[Stored data]
--------------------

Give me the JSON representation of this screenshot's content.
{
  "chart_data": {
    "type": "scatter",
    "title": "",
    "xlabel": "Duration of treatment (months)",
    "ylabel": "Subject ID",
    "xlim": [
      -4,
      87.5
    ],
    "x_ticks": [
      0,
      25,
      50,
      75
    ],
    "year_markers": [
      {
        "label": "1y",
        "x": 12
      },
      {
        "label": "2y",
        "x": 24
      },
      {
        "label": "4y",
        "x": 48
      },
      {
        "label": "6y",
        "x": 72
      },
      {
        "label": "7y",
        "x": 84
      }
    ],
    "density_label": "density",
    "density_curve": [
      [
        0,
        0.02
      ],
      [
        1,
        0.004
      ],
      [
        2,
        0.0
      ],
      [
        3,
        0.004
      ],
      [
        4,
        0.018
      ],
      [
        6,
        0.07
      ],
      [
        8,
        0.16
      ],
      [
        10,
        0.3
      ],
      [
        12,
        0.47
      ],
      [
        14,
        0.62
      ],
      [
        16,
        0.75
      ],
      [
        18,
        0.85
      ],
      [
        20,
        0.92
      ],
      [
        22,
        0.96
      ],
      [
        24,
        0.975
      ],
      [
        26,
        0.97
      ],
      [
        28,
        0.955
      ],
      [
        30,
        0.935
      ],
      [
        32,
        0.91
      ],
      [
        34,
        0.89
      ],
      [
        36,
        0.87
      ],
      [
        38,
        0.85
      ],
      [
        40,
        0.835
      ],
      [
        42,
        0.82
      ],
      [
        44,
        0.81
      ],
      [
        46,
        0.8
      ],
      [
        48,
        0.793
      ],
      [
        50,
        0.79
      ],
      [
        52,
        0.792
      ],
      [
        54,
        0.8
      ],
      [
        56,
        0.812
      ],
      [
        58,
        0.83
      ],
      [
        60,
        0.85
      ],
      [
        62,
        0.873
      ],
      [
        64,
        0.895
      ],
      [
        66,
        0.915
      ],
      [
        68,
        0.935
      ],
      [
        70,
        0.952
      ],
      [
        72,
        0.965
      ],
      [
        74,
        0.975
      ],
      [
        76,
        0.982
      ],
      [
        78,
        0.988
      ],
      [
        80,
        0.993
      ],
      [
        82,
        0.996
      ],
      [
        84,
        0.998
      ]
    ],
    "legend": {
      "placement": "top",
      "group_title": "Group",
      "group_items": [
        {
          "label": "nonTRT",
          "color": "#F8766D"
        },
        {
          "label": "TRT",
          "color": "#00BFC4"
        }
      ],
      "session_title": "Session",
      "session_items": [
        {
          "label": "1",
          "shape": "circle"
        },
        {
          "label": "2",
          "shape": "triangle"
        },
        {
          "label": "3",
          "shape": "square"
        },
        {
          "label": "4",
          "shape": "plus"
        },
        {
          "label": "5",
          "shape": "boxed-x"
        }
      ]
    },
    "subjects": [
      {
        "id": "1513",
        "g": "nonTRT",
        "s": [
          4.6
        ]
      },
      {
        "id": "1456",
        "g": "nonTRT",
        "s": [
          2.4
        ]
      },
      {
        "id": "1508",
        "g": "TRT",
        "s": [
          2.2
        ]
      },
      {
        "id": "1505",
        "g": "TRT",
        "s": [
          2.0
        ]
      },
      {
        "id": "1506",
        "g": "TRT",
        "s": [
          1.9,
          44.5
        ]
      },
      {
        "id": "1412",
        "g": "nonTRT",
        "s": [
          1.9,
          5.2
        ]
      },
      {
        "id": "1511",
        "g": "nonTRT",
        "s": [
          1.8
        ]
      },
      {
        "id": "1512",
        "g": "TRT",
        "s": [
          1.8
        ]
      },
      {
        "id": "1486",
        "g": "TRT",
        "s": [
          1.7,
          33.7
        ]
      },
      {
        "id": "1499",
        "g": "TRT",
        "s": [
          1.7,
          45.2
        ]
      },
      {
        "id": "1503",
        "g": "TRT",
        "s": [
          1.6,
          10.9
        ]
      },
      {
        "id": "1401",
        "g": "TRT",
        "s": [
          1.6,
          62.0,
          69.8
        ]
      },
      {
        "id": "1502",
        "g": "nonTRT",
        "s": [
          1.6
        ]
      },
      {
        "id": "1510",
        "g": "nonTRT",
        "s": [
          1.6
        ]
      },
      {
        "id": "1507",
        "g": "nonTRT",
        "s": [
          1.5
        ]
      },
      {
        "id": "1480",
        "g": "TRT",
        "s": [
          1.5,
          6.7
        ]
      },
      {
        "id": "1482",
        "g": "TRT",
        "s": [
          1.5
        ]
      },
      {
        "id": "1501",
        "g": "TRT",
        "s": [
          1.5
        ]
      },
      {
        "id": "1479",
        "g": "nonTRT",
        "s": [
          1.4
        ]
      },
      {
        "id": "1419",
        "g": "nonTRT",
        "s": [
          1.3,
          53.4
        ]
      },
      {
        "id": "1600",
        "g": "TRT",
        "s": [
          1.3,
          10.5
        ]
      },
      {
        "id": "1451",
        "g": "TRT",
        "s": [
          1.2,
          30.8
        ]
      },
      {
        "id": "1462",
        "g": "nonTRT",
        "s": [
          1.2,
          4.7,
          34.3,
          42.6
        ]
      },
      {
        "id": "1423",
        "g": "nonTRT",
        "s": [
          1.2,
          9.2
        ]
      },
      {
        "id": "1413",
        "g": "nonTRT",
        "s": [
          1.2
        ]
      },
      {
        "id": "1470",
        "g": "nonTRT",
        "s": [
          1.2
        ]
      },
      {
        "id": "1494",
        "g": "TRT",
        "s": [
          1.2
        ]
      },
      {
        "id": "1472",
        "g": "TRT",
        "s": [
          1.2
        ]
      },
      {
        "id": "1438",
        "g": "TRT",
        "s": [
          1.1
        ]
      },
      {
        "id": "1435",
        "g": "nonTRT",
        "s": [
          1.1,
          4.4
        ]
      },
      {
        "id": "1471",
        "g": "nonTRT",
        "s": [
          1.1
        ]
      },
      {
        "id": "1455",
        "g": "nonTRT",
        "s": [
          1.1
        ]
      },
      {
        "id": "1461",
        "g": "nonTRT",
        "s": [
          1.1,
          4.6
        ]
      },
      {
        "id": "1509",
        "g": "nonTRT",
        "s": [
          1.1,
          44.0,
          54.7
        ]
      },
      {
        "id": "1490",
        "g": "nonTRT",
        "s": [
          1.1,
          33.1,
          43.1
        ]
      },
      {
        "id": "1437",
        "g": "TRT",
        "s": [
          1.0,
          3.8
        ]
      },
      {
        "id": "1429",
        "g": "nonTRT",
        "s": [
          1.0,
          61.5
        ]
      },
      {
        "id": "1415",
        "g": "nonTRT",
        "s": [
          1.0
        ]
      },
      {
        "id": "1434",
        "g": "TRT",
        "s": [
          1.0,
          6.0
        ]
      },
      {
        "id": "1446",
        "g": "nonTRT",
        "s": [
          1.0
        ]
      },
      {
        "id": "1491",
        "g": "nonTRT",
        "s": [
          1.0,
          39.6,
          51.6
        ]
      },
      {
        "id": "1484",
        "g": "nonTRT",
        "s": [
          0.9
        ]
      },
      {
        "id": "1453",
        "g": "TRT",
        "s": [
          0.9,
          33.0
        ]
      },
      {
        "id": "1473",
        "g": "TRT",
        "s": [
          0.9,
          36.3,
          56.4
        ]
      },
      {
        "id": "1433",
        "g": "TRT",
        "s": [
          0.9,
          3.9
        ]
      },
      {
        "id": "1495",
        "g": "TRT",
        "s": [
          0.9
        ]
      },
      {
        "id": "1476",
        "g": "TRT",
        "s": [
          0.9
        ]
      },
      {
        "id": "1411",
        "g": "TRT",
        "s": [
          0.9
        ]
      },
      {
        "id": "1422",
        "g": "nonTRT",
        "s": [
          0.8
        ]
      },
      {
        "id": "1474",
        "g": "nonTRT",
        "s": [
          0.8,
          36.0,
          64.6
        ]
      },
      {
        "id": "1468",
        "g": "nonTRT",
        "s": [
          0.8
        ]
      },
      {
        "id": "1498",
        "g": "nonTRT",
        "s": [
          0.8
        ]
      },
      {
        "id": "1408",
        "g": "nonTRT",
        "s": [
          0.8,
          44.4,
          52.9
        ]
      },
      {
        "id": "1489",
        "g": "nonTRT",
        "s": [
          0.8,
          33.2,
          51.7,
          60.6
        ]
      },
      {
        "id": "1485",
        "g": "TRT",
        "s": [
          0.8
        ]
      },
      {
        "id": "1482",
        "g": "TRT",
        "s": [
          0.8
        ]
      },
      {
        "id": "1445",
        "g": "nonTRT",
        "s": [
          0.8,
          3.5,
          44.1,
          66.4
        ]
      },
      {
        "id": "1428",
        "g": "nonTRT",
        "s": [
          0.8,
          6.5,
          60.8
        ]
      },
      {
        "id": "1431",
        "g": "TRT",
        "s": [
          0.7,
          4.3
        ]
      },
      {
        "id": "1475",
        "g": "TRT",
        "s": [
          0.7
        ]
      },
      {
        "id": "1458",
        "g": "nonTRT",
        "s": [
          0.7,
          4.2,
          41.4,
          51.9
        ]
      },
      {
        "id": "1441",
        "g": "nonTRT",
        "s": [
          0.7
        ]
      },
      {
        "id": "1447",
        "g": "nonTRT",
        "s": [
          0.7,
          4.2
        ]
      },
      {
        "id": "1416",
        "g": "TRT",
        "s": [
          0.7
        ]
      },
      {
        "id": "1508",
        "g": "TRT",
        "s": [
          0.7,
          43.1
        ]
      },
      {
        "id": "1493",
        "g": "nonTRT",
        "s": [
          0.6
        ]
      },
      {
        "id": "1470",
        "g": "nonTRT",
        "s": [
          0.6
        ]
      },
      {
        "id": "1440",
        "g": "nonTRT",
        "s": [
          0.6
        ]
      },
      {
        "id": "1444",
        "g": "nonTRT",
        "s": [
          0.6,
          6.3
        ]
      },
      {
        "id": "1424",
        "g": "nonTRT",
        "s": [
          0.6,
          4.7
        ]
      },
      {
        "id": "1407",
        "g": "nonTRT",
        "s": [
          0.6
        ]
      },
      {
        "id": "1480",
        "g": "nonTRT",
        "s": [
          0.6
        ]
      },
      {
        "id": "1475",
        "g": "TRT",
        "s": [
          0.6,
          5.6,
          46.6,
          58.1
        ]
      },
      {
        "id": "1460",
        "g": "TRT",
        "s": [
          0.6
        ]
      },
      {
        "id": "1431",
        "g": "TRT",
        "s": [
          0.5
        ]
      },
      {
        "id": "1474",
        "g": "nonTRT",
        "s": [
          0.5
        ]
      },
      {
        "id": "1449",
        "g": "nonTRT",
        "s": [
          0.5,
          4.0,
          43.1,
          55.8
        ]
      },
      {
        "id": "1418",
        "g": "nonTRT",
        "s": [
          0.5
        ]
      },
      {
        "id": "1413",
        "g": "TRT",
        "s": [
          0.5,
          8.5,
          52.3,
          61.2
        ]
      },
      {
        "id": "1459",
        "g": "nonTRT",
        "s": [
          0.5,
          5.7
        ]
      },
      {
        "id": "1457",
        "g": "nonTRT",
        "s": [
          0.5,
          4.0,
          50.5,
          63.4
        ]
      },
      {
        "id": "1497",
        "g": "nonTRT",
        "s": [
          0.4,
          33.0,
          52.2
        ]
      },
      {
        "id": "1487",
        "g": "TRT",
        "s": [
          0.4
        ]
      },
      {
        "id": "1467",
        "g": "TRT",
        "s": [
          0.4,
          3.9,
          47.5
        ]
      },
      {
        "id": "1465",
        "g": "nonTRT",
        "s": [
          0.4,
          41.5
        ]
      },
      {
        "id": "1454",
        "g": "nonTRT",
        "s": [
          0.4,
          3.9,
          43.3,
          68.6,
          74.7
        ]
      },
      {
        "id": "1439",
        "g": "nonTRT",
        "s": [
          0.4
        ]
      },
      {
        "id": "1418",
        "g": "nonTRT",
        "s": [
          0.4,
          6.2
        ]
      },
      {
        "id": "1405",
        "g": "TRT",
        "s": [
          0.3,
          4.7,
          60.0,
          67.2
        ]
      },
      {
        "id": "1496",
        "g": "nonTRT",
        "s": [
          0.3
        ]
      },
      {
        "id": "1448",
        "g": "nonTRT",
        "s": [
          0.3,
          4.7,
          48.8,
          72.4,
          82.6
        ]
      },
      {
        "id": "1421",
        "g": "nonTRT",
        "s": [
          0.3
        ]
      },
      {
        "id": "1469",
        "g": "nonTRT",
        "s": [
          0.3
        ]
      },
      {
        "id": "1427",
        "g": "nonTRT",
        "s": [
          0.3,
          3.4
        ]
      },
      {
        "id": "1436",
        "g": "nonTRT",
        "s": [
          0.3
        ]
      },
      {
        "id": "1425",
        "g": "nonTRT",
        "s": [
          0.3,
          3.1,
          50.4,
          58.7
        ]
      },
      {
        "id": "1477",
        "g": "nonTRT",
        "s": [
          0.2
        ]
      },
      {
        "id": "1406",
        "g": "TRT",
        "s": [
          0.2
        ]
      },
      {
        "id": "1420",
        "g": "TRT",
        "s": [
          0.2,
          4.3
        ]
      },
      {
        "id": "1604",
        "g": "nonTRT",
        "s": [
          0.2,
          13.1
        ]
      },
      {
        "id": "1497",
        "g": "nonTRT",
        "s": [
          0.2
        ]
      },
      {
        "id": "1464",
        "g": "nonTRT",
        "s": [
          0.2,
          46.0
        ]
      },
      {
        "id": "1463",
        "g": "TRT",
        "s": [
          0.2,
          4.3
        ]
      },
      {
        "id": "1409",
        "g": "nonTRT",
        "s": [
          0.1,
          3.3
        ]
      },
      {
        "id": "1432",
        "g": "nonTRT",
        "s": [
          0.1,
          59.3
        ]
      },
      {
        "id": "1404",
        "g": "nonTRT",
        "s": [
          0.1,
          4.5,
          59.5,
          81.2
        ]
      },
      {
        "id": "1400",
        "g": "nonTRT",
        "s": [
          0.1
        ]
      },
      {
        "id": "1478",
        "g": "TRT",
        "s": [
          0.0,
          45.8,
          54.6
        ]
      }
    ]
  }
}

--------------------

Written request: Return each line where "shape" shows up.

Exercise response:
          "shape": "circle"
          "shape": "triangle"
          "shape": "square"
          "shape": "plus"
          "shape": "boxed-x"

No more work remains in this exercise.